__Stated goal__
Below is a block of records; repeat all of them exactly.

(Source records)
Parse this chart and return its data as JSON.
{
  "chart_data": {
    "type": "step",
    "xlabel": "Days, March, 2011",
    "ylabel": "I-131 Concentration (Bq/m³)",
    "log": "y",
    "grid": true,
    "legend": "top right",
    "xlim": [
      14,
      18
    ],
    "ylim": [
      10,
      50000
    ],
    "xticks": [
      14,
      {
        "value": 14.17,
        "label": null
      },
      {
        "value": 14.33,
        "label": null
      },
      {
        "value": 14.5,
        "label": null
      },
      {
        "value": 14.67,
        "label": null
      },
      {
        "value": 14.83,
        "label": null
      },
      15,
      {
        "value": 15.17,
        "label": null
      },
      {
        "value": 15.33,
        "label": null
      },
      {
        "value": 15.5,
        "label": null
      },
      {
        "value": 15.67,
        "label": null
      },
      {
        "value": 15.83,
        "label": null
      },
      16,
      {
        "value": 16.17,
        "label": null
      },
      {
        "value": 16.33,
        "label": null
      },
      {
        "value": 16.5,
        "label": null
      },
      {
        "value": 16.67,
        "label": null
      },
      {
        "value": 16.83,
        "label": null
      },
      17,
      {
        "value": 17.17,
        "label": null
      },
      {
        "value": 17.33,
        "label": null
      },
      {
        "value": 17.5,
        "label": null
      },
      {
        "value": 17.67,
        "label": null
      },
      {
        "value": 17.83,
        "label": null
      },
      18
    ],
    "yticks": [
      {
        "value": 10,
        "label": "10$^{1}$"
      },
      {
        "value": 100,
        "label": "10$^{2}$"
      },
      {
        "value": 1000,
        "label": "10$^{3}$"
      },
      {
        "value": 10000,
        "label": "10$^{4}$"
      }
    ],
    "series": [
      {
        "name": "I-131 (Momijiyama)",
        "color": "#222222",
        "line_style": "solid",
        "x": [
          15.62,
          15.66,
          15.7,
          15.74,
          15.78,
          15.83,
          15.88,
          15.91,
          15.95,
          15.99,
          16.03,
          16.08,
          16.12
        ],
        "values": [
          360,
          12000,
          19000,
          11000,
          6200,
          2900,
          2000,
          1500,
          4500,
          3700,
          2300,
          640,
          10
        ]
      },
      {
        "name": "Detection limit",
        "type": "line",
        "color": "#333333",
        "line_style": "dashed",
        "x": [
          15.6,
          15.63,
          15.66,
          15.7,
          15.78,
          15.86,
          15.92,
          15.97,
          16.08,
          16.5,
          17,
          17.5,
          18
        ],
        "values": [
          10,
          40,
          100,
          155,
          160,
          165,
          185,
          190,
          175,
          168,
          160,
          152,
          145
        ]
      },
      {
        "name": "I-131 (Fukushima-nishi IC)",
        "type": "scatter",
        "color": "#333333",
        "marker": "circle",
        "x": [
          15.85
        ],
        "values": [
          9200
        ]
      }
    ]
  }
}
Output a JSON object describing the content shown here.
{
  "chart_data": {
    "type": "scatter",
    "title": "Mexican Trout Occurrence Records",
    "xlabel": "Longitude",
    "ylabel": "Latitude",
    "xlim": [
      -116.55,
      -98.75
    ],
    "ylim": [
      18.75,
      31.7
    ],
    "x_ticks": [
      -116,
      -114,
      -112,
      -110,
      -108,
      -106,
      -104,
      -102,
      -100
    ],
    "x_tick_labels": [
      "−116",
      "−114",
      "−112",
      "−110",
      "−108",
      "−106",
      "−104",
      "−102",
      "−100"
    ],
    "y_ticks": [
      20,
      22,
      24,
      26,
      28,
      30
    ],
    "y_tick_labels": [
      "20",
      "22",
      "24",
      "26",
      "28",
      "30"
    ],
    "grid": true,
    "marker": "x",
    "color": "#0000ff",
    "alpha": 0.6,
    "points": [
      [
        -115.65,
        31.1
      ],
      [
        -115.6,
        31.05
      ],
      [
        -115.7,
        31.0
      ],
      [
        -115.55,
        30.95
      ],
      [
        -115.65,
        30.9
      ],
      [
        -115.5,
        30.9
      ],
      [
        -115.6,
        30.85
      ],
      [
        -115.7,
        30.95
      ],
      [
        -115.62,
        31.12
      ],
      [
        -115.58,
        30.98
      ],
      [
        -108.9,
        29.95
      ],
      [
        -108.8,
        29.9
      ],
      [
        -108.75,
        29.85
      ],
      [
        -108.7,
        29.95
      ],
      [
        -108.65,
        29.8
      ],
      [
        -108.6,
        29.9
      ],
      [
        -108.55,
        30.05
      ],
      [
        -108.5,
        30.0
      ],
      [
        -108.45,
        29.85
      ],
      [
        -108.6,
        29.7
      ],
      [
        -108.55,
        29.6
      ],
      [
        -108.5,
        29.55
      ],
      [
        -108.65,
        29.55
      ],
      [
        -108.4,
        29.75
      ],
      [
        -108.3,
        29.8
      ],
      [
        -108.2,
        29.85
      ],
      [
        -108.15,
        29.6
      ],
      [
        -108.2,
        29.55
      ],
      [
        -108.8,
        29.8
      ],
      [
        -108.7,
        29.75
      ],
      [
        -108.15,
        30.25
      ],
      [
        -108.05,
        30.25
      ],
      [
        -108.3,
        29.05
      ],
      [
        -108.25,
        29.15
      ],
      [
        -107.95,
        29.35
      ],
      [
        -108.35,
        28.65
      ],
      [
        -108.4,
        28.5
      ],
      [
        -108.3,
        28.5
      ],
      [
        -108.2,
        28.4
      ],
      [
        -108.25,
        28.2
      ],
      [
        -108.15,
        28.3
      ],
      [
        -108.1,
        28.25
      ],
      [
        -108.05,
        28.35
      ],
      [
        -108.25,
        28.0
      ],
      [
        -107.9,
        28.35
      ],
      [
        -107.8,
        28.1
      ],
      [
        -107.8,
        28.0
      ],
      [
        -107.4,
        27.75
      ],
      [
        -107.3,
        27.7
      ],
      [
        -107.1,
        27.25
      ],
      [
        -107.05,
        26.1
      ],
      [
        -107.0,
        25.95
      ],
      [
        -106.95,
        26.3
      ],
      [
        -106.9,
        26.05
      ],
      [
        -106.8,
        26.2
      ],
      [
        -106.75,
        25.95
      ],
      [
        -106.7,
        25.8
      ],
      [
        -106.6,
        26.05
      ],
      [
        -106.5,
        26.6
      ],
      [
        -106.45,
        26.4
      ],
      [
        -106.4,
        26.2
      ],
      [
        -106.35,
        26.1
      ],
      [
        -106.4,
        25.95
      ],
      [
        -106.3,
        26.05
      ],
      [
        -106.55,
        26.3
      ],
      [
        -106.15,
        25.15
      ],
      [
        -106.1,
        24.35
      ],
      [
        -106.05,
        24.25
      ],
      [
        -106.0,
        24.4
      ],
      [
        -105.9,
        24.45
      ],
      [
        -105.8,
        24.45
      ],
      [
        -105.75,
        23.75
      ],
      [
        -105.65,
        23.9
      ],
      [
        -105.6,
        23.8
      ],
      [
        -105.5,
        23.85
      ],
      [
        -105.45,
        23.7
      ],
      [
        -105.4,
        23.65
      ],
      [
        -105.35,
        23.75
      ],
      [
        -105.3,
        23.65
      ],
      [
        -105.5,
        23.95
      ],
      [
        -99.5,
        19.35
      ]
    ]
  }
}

__Full output__
Parse this chart and return its data as JSON.
{
  "chart_data": {
    "type": "step",
    "xlabel": "Days, March, 2011",
    "ylabel": "I-131 Concentration (Bq/m³)",
    "log": "y",
    "grid": true,
    "legend": "top right",
    "xlim": [
      14,
      18
    ],
    "ylim": [
      10,
      50000
    ],
    "xticks": [
      14,
      {
        "value": 14.17,
        "label": null
      },
      {
        "value": 14.33,
        "label": null
      },
      {
        "value": 14.5,
        "label": null
      },
      {
        "value": 14.67,
        "label": null
      },
      {
        "value": 14.83,
        "label": null
      },
      15,
      {
        "value": 15.17,
        "label": null
      },
      {
        "value": 15.33,
        "label": null
      },
      {
        "value": 15.5,
        "label": null
      },
      {
        "value": 15.67,
        "label": null
      },
      {
        "value": 15.83,
        "label": null
      },
      16,
      {
        "value": 16.17,
        "label": null
      },
      {
        "value": 16.33,
        "label": null
      },
      {
        "value": 16.5,
        "label": null
      },
      {
        "value": 16.67,
        "label": null
      },
      {
        "value": 16.83,
        "label": null
      },
      17,
      {
        "value": 17.17,
        "label": null
      },
      {
        "value": 17.33,
        "label": null
      },
      {
        "value": 17.5,
        "label": null
      },
      {
        "value": 17.67,
        "label": null
      },
      {
        "value": 17.83,
        "label": null
      },
      18
    ],
    "yticks": [
      {
        "value": 10,
        "label": "10$^{1}$"
      },
      {
        "value": 100,
        "label": "10$^{2}$"
      },
      {
        "value": 1000,
        "label": "10$^{3}$"
      },
      {
        "value": 10000,
        "label": "10$^{4}$"
      }
    ],
    "series": [
      {
        "name": "I-131 (Momijiyama)",
        "color": "#222222",
        "line_style": "solid",
        "x": [
          15.62,
          15.66,
          15.7,
          15.74,
          15.78,
          15.83,
          15.88,
          15.91,
          15.95,
          15.99,
          16.03,
          16.08,
          16.12
        ],
        "values": [
          360,
          12000,
          19000,
          11000,
          6200,
          2900,
          2000,
          1500,
          4500,
          3700,
          2300,
          640,
          10
        ]
      },
      {
        "name": "Detection limit",
        "type": "line",
        "color": "#333333",
        "line_style": "dashed",
        "x": [
          15.6,
          15.63,
          15.66,
          15.7,
          15.78,
          15.86,
          15.92,
          15.97,
          16.08,
          16.5,
          17,
          17.5,
          18
        ],
        "values": [
          10,
          40,
          100,
          155,
          160,
          165,
          185,
          190,
          175,
          168,
          160,
          152,
          145
        ]
      },
      {
        "name": "I-131 (Fukushima-nishi IC)",
        "type": "scatter",
        "color": "#333333",
        "marker": "circle",
        "x": [
          15.85
        ],
        "values": [
          9200
        ]
      }
    ]
  }
}
Output a JSON object describing the content shown here.
{
  "chart_data": {
    "type": "scatter",
    "title": "Mexican Trout Occurrence Records",
    "xlabel": "Longitude",
    "ylabel": "Latitude",
    "xlim": [
      -116.55,
      -98.75
    ],
    "ylim": [
      18.75,
      31.7
    ],
    "x_ticks": [
      -116,
      -114,
      -112,
      -110,
      -108,
      -106,
      -104,
      -102,
      -100
    ],
    "x_tick_labels": [
      "−116",
      "−114",
      "−112",
      "−110",
      "−108",
      "−106",
      "−104",
      "−102",
      "−100"
    ],
    "y_ticks": [
      20,
      22,
      24,
      26,
      28,
      30
    ],
    "y_tick_labels": [
      "20",
      "22",
      "24",
      "26",
      "28",
      "30"
    ],
    "grid": true,
    "marker": "x",
    "color": "#0000ff",
    "alpha": 0.6,
    "points": [
      [
        -115.65,
        31.1
      ],
      [
        -115.6,
        31.05
      ],
      [
        -115.7,
        31.0
      ],
      [
        -115.55,
        30.95
      ],
      [
        -115.65,
        30.9
      ],
      [
        -115.5,
        30.9
      ],
      [
        -115.6,
        30.85
      ],
      [
        -115.7,
        30.95
      ],
      [
        -115.62,
        31.12
      ],
      [
        -115.58,
        30.98
      ],
      [
        -108.9,
        29.95
      ],
      [
        -108.8,
        29.9
      ],
      [
        -108.75,
        29.85
      ],
      [
        -108.7,
        29.95
      ],
      [
        -108.65,
        29.8
      ],
      [
        -108.6,
        29.9
      ],
      [
        -108.55,
        30.05
      ],
      [
        -108.5,
        30.0
      ],
      [
        -108.45,
        29.85
      ],
      [
        -108.6,
        29.7
      ],
      [
        -108.55,
        29.6
      ],
      [
        -108.5,
        29.55
      ],
      [
        -108.65,
        29.55
      ],
      [
        -108.4,
        29.75
      ],
      [
        -108.3,
        29.8
      ],
      [
        -108.2,
        29.85
      ],
      [
        -108.15,
        29.6
      ],
      [
        -108.2,
        29.55
      ],
      [
        -108.8,
        29.8
      ],
      [
        -108.7,
        29.75
      ],
      [
        -108.15,
        30.25
      ],
      [
        -108.05,
        30.25
      ],
      [
        -108.3,
        29.05
      ],
      [
        -108.25,
        29.15
      ],
      [
        -107.95,
        29.35
      ],
      [
        -108.35,
        28.65
      ],
      [
        -108.4,
        28.5
      ],
      [
        -108.3,
        28.5
      ],
      [
        -108.2,
        28.4
      ],
      [
        -108.25,
        28.2
      ],
      [
        -108.15,
        28.3
      ],
      [
        -108.1,
        28.25
      ],
      [
        -108.05,
        28.35
      ],
      [
        -108.25,
        28.0
      ],
      [
        -107.9,
        28.35
      ],
      [
        -107.8,
        28.1
      ],
      [
        -107.8,
        28.0
      ],
      [
        -107.4,
        27.75
      ],
      [
        -107.3,
        27.7
      ],
      [
        -107.1,
        27.25
      ],
      [
        -107.05,
        26.1
      ],
      [
        -107.0,
        25.95
      ],
      [
        -106.95,
        26.3
      ],
      [
        -106.9,
        26.05
      ],
      [
        -106.8,
        26.2
      ],
      [
        -106.75,
        25.95
      ],
      [
        -106.7,
        25.8
      ],
      [
        -106.6,
        26.05
      ],
      [
        -106.5,
        26.6
      ],
      [
        -106.45,
        26.4
      ],
      [
        -106.4,
        26.2
      ],
      [
        -106.35,
        26.1
      ],
      [
        -106.4,
        25.95
      ],
      [
        -106.3,
        26.05
      ],
      [
        -106.55,
        26.3
      ],
      [
        -106.15,
        25.15
      ],
      [
        -106.1,
        24.35
      ],
      [
        -106.05,
        24.25
      ],
      [
        -106.0,
        24.4
      ],
      [
        -105.9,
        24.45
      ],
      [
        -105.8,
        24.45
      ],
      [
        -105.75,
        23.75
      ],
      [
        -105.65,
        23.9
      ],
      [
        -105.6,
        23.8
      ],
      [
        -105.5,
        23.85
      ],
      [
        -105.45,
        23.7
      ],
      [
        -105.4,
        23.65
      ],
      [
        -105.35,
        23.75
      ],
      [
        -105.3,
        23.65
      ],
      [
        -105.5,
        23.95
      ],
      [
        -99.5,
        19.35
      ]
    ]
  }
}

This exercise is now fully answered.